■ Written instruction:
Output the entries verbatim, including every line.

■ Record list:
━━━━━━━━━━━━━━━━

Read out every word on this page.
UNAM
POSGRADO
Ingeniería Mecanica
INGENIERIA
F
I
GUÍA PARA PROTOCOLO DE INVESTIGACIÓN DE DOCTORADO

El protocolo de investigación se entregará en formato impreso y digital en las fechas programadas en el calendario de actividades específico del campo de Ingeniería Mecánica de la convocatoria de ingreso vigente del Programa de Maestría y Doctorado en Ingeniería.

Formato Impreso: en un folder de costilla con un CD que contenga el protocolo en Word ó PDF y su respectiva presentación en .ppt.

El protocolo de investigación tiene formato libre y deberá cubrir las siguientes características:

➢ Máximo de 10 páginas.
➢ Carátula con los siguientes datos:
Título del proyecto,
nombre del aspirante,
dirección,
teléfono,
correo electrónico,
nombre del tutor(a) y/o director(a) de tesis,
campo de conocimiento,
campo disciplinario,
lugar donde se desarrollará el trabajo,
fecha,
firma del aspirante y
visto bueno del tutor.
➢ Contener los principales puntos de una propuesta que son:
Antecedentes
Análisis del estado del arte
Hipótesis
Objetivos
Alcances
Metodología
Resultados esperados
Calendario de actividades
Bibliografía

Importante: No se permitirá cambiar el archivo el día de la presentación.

━━━━━━━━━━━━━━━━

■ Written response:
Read out every word on this page.
UNAM
POSGRADO
Ingeniería Mecanica
INGENIERIA
F
I
GUÍA PARA PROTOCOLO DE INVESTIGACIÓN DE DOCTORADO

El protocolo de investigación se entregará en formato impreso y digital en las fechas programadas en el calendario de actividades específico del campo de Ingeniería Mecánica de la convocatoria de ingreso vigente del Programa de Maestría y Doctorado en Ingeniería.

Formato Impreso: en un folder de costilla con un CD que contenga el protocolo en Word ó PDF y su respectiva presentación en .ppt.

El protocolo de investigación tiene formato libre y deberá cubrir las siguientes características:

➢ Máximo de 10 páginas.
➢ Carátula con los siguientes datos:
Título del proyecto,
nombre del aspirante,
dirección,
teléfono,
correo electrónico,
nombre del tutor(a) y/o director(a) de tesis,
campo de conocimiento,
campo disciplinario,
lugar donde se desarrollará el trabajo,
fecha,
firma del aspirante y
visto bueno del tutor.
➢ Contener los principales puntos de una propuesta que son:
Antecedentes
Análisis del estado del arte
Hipótesis
Objetivos
Alcances
Metodología
Resultados esperados
Calendario de actividades
Bibliografía

Importante: No se permitirá cambiar el archivo el día de la presentación.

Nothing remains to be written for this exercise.